● TASKS TO PERFORM:
A. In the chord generator description, what penalty is given to Full Scissor Bigrams (FSB)?
B. Print the part of the chord generator description that starts at "This project implements" and ends at "chosen keyboard layout.".

● SOURCE:

------------------------------

This project implements an optimized solution for generating chord combinations for text input on (currently only ortholinear/matrix) keyboards, taking into account word frequency distributions following Zipf's law and key positions in the chosen keyboard layout.
Minimize the total weighted cost:
$\sum_{i=1}^n f(i) * C(w_i, c_i)$ where:-
$f(i)$ is the Zipf frequency of word$i$ -
$C(w_i, c_i)$ is the cost function for assigning chord$c_i$ to word$w_i$
Optimize keyboard ergonomics:
- Avoid same-finger usage
- Minimize lateral stretches and scissor movements
- Prefer home row placement where feasible
Maintain core rules:
- No duplicate characters in chords
- Single-character words exempt from chord assignment
- Multi-character words must receive chord assignments
- Chord length bounds: MIN_LETTERS ≤ |c| ≤ MAX_LETTERS
The generator is optimized for ortholinear keyboard layouts with the Canary layout as an example. Key aspects considered:
Finger positioning:
- Each column maps to a specific finger
- Vertical movement costs increase with distance
- Adjacent key combinations
Movement penalties:
- Same Finger Bigrams (SFB): Prohibited
- Lateral Stretch Bigrams (LSB): Low penalty
- Half Scissor Bigrams (HSB): Very low penalty
- Full Scissor Bigrams (FSB): Medium penalty
- Combined LSB+FSB: High penalty
The weighted cost function incorporates:
Base Metrics:
- Chord length (high weight)

------------------------------

● ITEMS:
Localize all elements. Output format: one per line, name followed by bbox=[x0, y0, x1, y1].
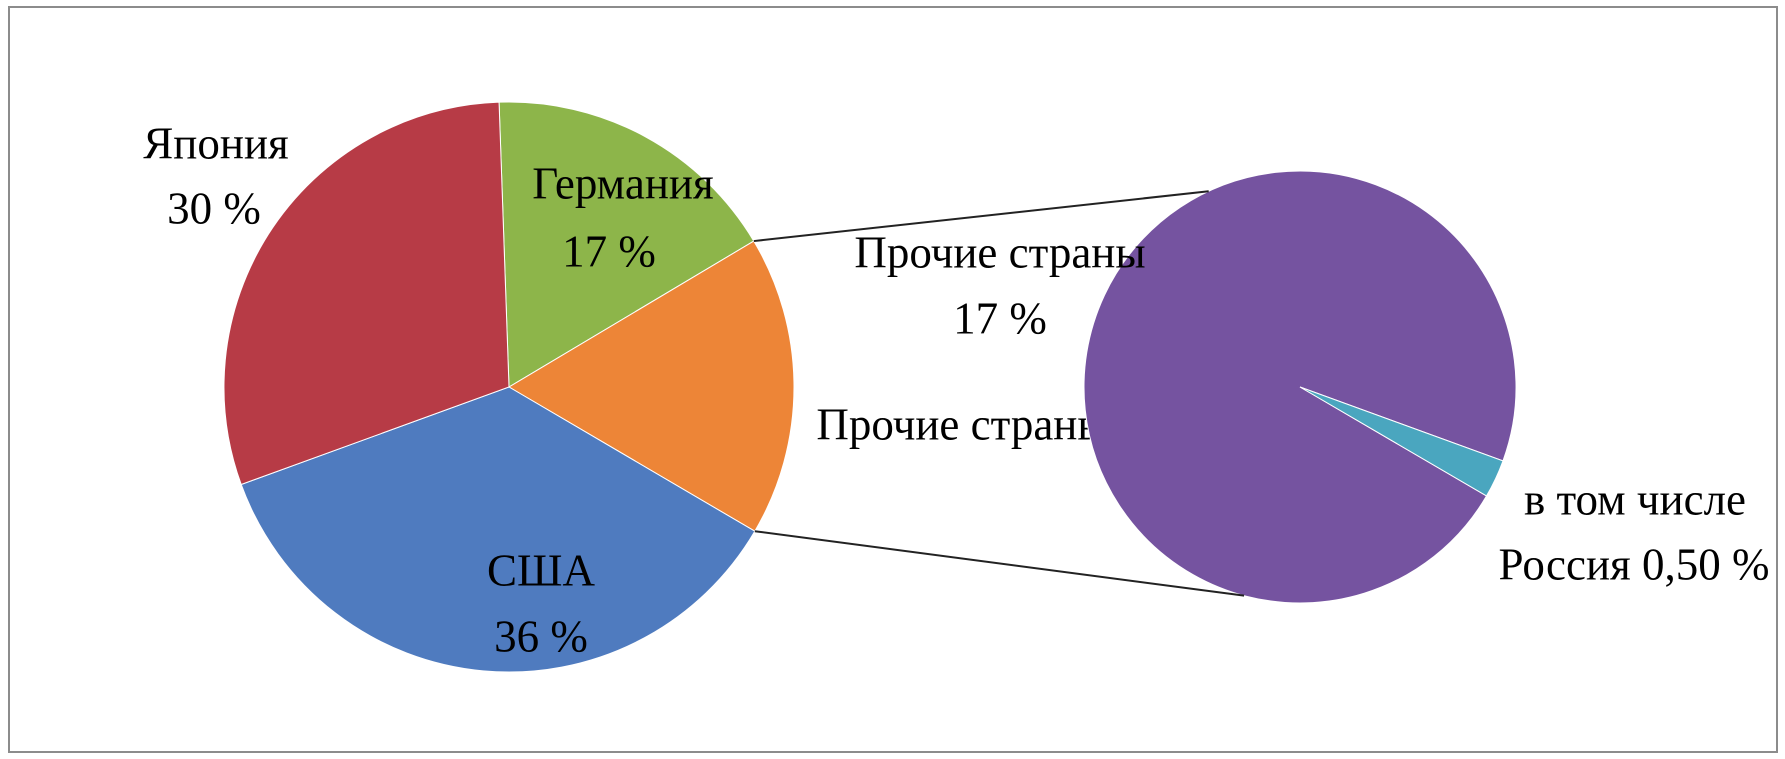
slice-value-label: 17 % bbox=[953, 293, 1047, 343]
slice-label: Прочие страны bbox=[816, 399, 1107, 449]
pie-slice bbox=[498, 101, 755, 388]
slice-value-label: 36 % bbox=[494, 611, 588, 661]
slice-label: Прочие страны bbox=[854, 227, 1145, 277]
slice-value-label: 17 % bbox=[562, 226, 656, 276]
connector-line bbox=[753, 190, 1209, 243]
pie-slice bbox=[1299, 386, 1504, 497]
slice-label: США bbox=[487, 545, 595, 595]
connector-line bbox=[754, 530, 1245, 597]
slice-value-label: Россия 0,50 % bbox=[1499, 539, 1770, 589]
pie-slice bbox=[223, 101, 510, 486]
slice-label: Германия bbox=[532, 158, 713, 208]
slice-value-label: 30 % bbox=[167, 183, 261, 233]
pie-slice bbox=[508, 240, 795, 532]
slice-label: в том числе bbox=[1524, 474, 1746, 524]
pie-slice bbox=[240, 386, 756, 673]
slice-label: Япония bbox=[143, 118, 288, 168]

------------------------------

● TASK RESULTS:
A. A medium penalty.

B.
This project implements an optimized solution for generating chord combinations for text input on (currently only ortholinear/matrix) keyboards, taking into account word frequency distributions following Zipf's law and key positions in the chosen keyboard layout.